Structured figure records.

···

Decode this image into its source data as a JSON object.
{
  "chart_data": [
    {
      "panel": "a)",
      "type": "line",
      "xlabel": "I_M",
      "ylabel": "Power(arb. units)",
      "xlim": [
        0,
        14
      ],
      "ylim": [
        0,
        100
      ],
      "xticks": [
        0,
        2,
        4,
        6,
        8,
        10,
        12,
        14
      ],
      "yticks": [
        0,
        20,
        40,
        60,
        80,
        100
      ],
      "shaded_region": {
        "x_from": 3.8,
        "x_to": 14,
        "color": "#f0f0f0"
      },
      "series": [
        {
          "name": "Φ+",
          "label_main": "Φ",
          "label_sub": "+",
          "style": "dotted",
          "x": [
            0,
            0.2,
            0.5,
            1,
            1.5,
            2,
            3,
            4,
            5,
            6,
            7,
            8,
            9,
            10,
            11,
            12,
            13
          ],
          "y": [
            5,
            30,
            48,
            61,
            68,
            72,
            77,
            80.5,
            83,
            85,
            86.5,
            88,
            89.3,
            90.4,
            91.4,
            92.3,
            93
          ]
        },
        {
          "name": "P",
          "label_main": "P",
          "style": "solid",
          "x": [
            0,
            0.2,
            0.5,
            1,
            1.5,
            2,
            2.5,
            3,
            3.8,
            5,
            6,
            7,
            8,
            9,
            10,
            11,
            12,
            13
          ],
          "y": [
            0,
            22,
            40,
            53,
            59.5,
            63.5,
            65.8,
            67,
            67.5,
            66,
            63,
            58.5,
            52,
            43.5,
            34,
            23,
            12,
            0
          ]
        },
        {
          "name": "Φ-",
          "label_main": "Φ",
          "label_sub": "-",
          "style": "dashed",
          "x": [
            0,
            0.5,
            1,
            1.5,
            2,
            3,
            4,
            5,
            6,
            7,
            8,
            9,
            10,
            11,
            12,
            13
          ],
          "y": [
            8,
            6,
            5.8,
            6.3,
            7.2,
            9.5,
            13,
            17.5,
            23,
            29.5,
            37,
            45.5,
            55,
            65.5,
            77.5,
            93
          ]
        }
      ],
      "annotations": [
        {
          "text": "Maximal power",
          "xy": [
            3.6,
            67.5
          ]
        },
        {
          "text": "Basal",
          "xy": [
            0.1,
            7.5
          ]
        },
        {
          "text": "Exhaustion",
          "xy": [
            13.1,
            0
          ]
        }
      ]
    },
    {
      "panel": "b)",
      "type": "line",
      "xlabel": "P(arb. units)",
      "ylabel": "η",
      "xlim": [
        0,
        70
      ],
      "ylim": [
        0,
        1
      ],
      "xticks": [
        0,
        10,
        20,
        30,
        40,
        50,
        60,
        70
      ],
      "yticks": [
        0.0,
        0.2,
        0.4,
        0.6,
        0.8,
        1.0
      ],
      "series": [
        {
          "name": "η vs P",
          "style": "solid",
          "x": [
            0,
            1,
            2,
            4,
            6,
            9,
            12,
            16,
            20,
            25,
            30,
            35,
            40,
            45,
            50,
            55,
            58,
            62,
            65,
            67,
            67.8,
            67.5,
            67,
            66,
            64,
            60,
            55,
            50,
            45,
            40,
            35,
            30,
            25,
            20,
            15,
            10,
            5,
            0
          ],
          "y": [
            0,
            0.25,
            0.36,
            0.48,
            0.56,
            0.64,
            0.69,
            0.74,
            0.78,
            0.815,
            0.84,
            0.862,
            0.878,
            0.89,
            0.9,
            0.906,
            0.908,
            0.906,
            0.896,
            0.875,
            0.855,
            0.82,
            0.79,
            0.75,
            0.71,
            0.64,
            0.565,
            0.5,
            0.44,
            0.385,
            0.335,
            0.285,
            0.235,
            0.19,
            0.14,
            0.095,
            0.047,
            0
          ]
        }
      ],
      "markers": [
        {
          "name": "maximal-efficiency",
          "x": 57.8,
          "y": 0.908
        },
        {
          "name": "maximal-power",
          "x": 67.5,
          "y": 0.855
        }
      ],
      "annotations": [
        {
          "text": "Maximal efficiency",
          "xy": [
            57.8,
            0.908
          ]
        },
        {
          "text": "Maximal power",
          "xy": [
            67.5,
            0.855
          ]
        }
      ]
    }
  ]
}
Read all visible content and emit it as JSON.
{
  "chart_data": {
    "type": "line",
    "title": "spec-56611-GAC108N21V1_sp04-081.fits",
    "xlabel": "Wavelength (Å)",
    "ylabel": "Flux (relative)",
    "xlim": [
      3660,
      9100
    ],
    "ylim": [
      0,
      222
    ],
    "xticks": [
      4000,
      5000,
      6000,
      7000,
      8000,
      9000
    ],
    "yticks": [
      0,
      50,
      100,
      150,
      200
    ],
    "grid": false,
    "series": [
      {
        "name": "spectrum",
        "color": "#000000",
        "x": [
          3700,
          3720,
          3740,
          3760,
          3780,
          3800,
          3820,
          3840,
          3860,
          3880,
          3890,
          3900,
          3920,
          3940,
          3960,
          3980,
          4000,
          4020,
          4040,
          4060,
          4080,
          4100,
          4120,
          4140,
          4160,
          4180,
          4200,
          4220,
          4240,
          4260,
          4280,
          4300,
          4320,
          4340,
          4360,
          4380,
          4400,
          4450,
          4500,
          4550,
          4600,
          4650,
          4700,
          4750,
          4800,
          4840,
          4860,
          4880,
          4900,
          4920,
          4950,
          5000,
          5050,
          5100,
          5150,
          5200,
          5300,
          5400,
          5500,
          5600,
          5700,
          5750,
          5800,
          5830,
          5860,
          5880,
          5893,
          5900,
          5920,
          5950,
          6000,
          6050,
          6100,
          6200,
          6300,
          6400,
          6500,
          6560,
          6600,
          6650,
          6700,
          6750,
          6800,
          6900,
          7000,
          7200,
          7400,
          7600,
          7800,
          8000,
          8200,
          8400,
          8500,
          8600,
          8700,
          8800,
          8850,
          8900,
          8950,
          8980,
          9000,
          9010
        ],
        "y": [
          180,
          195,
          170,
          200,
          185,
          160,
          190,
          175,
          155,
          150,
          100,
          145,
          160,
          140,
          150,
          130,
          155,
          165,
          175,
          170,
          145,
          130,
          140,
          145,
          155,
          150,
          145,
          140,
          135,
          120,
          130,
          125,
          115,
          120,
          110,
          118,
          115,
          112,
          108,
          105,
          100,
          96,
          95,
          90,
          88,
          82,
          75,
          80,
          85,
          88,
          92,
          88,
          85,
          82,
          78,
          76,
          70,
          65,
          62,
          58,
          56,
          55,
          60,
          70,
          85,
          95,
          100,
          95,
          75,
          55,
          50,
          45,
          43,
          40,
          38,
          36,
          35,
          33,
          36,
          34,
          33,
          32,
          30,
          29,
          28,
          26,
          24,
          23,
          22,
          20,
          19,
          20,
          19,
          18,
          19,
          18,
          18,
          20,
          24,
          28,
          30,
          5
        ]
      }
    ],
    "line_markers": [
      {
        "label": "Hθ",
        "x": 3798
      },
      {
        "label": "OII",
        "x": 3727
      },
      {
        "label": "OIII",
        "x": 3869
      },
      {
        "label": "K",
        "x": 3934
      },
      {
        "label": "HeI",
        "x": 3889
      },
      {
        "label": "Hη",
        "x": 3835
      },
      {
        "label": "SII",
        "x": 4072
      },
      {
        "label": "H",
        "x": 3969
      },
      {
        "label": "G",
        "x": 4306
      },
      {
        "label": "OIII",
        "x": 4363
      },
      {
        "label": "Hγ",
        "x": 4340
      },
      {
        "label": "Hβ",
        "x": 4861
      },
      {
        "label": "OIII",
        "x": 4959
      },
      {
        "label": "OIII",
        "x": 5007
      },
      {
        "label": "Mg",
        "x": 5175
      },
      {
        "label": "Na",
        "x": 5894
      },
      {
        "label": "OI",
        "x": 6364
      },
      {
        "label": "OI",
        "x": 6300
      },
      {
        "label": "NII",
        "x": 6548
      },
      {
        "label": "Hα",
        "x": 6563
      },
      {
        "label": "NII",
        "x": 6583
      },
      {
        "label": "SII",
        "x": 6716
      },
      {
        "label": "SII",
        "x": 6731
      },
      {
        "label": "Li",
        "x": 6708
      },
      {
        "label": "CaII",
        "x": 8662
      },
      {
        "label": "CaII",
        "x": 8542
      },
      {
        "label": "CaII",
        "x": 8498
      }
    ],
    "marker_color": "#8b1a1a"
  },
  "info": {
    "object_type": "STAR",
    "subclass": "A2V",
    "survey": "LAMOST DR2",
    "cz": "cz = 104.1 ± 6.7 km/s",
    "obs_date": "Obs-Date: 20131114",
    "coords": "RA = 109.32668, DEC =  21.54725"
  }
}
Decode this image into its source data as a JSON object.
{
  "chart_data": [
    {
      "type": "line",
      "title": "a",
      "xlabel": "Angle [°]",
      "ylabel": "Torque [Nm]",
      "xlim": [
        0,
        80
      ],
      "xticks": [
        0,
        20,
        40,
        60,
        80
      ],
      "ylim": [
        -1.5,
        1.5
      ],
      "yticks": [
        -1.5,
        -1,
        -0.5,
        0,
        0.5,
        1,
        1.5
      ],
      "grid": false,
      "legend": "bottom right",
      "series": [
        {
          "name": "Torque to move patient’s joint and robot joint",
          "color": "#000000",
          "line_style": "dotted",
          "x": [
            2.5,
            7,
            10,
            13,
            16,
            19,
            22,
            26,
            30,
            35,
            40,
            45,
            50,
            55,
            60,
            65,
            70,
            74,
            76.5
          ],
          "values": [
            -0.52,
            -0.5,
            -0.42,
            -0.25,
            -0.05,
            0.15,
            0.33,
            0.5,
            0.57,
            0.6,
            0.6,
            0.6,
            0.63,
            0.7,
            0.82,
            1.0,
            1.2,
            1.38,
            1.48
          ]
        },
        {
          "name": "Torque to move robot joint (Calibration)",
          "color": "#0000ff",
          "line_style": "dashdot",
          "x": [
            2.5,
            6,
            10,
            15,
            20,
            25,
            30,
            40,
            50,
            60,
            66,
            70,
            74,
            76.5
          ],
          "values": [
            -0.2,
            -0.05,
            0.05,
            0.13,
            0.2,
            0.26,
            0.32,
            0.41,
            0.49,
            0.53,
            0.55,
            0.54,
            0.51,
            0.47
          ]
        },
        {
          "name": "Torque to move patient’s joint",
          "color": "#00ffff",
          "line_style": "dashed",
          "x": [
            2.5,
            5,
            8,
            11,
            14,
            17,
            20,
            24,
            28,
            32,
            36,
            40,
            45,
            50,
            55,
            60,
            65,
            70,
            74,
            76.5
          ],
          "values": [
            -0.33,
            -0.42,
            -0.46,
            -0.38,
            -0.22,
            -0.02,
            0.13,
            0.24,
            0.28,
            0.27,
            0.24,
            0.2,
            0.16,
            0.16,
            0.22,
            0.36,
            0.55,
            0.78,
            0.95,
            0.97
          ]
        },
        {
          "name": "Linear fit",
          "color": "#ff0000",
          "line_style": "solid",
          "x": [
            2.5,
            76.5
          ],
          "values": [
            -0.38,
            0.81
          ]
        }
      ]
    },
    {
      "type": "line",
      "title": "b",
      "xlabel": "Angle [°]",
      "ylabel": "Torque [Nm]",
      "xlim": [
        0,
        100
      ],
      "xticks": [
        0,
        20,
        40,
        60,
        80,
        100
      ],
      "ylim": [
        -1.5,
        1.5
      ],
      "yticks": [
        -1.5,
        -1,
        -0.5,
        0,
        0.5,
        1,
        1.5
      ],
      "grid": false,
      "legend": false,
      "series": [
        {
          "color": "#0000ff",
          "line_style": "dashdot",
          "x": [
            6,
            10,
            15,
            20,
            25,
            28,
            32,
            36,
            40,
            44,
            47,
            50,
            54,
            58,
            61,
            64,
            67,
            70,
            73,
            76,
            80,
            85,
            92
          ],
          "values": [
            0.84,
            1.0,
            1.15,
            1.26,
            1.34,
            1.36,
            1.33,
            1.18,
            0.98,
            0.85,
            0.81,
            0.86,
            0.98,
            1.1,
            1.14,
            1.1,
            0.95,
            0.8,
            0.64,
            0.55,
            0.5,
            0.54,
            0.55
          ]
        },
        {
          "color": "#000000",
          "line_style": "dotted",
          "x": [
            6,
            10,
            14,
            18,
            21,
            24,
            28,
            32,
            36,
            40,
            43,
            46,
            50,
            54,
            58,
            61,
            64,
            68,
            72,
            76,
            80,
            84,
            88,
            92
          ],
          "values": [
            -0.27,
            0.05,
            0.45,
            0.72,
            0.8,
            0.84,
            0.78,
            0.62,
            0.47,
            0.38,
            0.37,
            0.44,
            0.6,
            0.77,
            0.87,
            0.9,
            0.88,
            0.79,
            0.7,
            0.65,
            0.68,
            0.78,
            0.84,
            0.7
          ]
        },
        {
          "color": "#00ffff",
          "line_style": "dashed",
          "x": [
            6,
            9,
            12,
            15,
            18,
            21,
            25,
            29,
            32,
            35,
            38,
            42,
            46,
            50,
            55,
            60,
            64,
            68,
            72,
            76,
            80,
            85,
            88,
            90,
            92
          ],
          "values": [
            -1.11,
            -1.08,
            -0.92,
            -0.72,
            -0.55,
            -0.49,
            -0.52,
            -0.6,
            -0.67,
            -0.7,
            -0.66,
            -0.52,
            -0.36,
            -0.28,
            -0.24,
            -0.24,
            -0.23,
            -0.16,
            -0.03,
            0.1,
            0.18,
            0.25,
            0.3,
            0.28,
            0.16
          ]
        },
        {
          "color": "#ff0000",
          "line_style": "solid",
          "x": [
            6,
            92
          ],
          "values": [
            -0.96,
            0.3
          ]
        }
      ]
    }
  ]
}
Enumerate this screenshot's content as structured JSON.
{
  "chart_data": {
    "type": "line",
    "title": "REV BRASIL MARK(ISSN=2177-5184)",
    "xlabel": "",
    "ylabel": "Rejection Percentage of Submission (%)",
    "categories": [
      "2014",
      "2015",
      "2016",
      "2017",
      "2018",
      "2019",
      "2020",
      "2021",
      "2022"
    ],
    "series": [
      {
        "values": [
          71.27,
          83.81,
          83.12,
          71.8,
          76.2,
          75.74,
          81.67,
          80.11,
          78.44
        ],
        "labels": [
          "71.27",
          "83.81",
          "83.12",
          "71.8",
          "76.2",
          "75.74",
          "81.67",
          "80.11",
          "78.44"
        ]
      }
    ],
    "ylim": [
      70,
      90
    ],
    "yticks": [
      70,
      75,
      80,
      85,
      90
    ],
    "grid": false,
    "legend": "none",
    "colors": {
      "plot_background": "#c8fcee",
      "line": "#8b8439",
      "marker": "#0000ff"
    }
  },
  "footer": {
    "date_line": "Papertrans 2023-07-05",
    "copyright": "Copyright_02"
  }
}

···

What is expected.
Gather each line of the listing containing the word "content" and show it.

Complete output.
Read all visible content and emit it as JSON.
Enumerate this screenshot's content as structured JSON.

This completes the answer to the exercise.